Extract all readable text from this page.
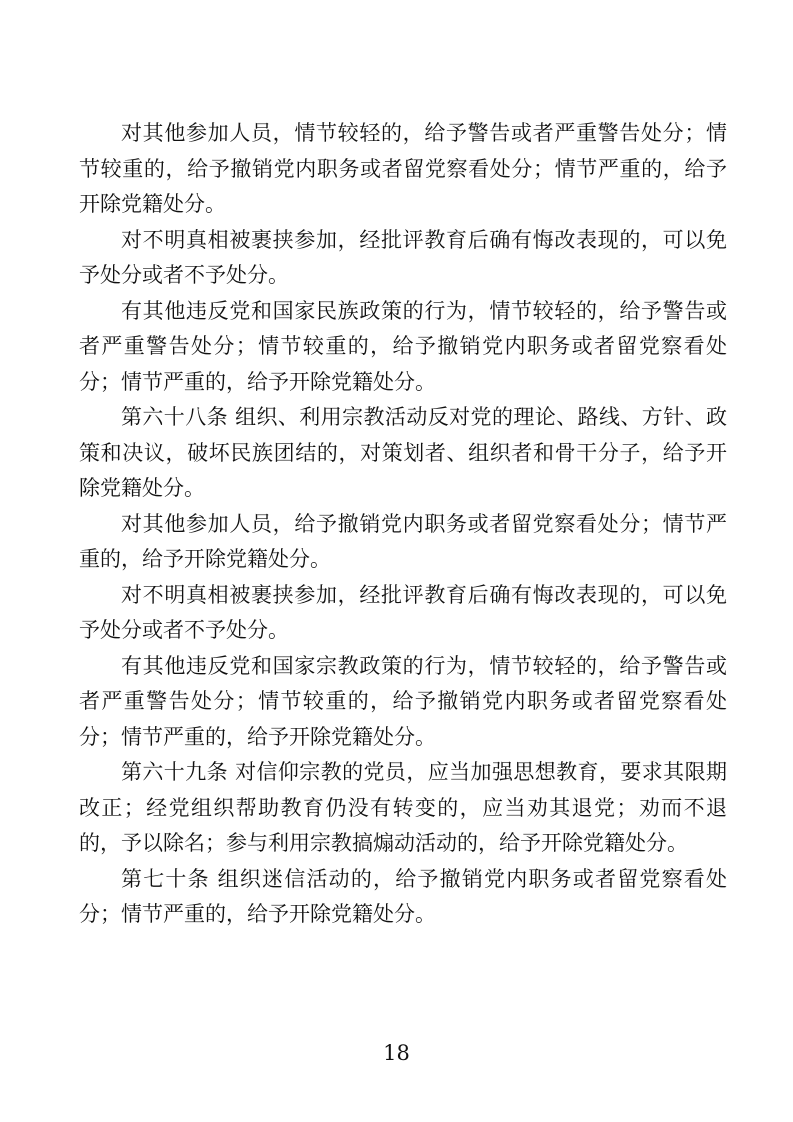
对其他参加人员，情节较轻的，给予警告或者严重警告处分；情节较重的，给予撤销党内职务或者留党察看处分；情节严重的，给予开除党籍处分。

对不明真相被裹挟参加，经批评教育后确有悔改表现的，可以免予处分或者不予处分。

有其他违反党和国家民族政策的行为，情节较轻的，给予警告或者严重警告处分；情节较重的，给予撤销党内职务或者留党察看处分；情节严重的，给予开除党籍处分。

第六十八条 组织、利用宗教活动反对党的理论、路线、方针、政策和决议，破坏民族团结的，对策划者、组织者和骨干分子，给予开除党籍处分。

对其他参加人员，给予撤销党内职务或者留党察看处分；情节严重的，给予开除党籍处分。

对不明真相被裹挟参加，经批评教育后确有悔改表现的，可以免予处分或者不予处分。

有其他违反党和国家宗教政策的行为，情节较轻的，给予警告或者严重警告处分；情节较重的，给予撤销党内职务或者留党察看处分；情节严重的，给予开除党籍处分。

第六十九条 对信仰宗教的党员，应当加强思想教育，要求其限期改正；经党组织帮助教育仍没有转变的，应当劝其退党；劝而不退的，予以除名；参与利用宗教搞煽动活动的，给予开除党籍处分。

第七十条 组织迷信活动的，给予撤销党内职务或者留党察看处分；情节严重的，给予开除党籍处分。

18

WORK TO COMPLETE:
In the listing, find every line with the word "情节较轻的" and state how many there are, nothing more.

WRITTEN ANSWER:
3